Your task: Every line that contains the word "EtapT" should be copied.

Data rows:
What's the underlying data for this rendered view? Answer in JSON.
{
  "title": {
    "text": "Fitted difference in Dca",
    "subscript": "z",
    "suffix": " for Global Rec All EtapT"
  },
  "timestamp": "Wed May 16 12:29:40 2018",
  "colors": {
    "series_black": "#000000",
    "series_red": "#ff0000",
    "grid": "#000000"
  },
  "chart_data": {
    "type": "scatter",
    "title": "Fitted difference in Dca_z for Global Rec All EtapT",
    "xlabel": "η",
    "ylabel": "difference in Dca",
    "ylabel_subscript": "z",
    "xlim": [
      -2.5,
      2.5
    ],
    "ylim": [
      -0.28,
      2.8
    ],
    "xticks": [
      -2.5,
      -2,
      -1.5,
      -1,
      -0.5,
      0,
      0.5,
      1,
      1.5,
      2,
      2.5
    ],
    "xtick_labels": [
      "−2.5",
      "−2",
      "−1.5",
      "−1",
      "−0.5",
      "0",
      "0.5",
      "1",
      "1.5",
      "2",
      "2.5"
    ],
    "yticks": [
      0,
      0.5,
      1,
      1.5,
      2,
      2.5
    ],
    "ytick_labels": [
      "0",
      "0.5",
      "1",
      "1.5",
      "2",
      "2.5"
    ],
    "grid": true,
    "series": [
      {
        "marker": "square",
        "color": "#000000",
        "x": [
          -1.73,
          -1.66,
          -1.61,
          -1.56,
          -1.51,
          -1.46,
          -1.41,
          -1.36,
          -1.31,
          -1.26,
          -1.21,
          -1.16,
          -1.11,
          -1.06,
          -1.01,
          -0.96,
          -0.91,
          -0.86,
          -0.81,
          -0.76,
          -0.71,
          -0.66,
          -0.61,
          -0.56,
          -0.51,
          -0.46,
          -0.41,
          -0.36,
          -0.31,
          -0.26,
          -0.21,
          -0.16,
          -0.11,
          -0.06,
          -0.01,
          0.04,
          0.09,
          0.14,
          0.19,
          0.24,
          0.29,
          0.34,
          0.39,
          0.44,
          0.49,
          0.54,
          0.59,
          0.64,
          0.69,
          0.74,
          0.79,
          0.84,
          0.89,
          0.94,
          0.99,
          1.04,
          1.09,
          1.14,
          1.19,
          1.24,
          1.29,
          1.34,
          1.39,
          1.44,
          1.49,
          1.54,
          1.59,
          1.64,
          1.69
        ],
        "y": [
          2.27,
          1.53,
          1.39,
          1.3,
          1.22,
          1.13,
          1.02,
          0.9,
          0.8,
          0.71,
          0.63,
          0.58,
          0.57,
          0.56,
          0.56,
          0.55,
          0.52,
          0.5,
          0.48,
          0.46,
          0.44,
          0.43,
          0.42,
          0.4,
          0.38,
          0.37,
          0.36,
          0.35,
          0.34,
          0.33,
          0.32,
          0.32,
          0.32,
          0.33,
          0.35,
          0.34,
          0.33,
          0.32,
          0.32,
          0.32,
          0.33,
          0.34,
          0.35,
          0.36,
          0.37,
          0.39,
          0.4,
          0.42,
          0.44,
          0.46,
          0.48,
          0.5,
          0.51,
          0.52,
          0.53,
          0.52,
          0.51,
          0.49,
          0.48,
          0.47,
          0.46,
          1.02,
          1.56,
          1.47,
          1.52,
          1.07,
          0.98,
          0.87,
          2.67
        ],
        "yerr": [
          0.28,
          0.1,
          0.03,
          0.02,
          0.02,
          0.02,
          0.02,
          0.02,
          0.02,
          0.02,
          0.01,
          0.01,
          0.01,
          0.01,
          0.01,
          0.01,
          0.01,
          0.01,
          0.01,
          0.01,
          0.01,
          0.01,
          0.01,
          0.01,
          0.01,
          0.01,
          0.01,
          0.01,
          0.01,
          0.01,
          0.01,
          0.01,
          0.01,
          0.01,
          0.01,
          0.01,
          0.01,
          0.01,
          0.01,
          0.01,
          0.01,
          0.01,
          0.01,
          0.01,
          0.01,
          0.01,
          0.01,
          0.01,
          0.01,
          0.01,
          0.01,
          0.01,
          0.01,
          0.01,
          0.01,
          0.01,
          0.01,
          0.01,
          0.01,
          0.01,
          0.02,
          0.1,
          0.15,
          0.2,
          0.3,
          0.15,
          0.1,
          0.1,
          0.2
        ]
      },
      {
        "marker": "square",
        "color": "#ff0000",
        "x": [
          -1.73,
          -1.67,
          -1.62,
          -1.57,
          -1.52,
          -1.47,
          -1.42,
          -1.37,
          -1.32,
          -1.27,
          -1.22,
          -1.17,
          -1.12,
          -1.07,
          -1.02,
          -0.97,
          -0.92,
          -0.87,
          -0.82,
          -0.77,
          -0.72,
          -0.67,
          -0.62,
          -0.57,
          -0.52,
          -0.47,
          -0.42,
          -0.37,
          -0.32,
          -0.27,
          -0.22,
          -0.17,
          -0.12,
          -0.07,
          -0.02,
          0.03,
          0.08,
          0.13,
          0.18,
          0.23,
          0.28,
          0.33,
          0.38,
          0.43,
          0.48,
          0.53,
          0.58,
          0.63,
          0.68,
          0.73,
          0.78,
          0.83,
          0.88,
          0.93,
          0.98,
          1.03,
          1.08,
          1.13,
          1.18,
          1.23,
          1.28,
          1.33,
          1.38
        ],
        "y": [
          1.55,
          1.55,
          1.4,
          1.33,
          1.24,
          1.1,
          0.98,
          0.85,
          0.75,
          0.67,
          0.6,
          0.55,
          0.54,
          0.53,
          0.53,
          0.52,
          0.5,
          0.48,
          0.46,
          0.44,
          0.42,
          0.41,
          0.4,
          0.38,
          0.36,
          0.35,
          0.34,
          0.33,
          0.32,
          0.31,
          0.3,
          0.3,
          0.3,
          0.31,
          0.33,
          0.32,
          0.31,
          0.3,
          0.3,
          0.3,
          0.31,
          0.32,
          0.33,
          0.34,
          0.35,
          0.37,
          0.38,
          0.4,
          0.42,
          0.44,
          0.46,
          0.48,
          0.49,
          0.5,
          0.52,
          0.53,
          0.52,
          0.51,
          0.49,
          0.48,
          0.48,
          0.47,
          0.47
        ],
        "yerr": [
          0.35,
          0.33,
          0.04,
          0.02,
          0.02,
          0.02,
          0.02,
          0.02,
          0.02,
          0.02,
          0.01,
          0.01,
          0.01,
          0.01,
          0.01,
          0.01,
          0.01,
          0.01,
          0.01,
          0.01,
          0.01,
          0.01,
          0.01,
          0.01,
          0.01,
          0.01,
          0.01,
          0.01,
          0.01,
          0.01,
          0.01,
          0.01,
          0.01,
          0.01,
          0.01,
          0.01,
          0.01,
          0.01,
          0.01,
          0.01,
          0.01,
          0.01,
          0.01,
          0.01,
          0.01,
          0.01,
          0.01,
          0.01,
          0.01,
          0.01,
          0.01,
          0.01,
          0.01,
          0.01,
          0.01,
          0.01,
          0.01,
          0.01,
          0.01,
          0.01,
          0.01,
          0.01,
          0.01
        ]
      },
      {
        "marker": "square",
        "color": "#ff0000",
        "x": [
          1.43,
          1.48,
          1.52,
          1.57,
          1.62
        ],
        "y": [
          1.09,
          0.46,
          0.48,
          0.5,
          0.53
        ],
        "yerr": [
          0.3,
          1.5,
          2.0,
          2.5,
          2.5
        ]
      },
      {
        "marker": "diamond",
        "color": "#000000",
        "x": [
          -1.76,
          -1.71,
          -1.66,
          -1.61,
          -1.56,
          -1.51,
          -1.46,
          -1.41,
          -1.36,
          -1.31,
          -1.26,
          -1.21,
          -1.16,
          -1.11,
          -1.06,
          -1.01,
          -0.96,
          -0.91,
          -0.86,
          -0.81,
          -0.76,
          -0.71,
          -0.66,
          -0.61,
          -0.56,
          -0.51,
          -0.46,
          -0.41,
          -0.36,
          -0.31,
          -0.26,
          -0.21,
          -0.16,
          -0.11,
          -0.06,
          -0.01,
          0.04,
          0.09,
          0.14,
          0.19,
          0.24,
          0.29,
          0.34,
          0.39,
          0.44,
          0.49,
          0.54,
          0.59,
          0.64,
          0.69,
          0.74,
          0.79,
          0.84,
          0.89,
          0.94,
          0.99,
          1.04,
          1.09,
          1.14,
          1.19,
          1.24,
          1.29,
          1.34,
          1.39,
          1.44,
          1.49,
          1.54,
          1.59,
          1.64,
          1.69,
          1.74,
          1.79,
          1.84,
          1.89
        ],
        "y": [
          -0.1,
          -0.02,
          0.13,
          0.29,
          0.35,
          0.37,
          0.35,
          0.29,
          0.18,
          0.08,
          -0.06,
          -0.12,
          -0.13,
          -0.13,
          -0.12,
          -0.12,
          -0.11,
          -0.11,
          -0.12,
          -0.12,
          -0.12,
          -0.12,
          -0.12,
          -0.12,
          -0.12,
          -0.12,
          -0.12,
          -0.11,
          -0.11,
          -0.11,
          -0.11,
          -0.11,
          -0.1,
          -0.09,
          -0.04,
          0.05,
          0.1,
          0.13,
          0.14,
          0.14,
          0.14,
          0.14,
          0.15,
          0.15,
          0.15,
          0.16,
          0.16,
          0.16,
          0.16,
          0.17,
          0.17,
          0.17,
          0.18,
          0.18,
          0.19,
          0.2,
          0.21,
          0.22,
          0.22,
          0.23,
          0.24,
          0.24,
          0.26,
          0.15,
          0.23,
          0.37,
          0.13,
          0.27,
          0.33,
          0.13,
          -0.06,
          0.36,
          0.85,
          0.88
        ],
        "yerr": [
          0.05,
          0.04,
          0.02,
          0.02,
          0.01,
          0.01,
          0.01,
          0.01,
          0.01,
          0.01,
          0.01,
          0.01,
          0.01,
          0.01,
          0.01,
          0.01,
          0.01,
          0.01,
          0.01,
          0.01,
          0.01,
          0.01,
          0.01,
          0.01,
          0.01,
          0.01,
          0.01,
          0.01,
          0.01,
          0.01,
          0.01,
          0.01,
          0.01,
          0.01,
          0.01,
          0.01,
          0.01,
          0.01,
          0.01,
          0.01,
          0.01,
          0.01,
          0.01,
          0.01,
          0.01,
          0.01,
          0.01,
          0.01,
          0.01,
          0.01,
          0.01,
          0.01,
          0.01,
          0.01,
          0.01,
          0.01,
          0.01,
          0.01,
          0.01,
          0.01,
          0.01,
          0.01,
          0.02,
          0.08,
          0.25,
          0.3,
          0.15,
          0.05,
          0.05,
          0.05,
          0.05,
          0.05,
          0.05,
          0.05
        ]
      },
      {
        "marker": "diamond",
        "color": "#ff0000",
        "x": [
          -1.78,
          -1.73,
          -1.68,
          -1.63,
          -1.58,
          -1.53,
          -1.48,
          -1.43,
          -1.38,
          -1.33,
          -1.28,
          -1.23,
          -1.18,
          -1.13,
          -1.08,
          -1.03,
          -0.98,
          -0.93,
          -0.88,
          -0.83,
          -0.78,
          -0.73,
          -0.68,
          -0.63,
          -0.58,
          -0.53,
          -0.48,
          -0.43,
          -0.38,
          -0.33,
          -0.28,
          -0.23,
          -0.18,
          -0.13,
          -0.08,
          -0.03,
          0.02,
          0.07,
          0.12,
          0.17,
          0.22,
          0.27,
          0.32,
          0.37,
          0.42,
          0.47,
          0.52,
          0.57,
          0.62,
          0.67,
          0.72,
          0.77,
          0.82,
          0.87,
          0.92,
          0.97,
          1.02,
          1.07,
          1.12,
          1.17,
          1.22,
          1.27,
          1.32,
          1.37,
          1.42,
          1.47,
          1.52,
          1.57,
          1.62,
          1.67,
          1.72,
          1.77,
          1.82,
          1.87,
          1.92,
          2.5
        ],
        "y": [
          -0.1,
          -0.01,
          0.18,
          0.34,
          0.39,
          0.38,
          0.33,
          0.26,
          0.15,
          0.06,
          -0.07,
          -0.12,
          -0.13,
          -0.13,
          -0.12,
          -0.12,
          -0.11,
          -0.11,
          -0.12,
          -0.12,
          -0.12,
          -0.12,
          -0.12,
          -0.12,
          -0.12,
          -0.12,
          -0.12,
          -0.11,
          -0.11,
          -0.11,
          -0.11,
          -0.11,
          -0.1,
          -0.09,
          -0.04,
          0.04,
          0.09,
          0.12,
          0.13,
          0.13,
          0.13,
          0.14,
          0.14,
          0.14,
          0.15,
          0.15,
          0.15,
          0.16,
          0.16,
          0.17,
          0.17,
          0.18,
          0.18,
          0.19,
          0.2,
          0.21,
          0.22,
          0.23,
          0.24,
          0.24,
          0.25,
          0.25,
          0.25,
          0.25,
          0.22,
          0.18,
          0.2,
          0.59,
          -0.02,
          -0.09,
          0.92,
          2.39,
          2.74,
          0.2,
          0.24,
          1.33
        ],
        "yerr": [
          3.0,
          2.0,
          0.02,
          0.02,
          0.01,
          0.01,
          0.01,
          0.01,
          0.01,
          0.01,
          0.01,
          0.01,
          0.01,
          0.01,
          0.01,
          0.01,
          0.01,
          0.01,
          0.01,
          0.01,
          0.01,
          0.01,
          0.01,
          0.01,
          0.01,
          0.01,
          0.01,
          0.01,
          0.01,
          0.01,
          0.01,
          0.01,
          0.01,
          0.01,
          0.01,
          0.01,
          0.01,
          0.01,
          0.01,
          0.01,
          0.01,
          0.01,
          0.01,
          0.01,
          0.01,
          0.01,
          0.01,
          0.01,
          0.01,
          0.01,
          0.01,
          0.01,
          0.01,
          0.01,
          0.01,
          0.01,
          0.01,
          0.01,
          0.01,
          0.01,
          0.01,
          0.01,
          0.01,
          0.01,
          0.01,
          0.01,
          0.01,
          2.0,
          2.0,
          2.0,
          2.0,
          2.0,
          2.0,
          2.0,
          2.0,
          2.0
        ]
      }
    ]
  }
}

Written response:
    "suffix": " for Global Rec All EtapT"
    "title": "Fitted difference in Dca_z for Global Rec All EtapT",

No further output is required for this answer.